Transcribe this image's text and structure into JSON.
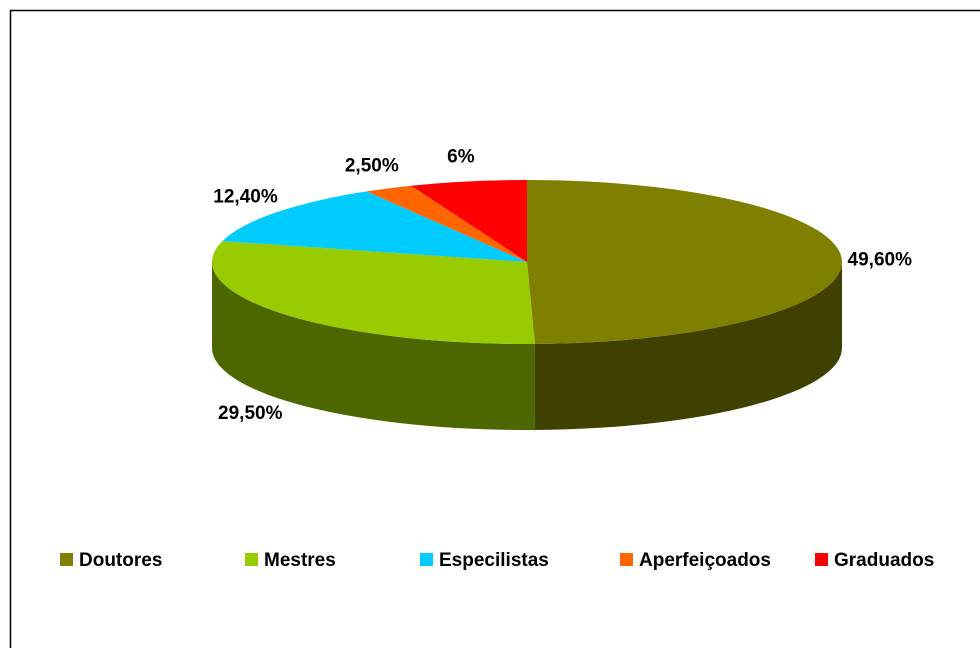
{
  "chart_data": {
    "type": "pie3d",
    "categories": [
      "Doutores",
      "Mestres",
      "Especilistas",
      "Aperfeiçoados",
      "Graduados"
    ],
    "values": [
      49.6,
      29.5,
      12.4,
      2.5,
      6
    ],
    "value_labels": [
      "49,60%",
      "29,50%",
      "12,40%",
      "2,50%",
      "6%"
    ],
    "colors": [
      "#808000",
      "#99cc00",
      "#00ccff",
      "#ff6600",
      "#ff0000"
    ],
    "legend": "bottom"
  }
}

* * *

Could you reproduce every record above exactly, leaving out the pictures?

Transcribe this image's text and structure into JSON.
{
  "chart_data": {
    "type": "pie3d",
    "categories": [
      "Doutores",
      "Mestres",
      "Especilistas",
      "Aperfeiçoados",
      "Graduados"
    ],
    "values": [
      49.6,
      29.5,
      12.4,
      2.5,
      6
    ],
    "value_labels": [
      "49,60%",
      "29,50%",
      "12,40%",
      "2,50%",
      "6%"
    ],
    "colors": [
      "#808000",
      "#99cc00",
      "#00ccff",
      "#ff6600",
      "#ff0000"
    ],
    "legend": "bottom"
  }
}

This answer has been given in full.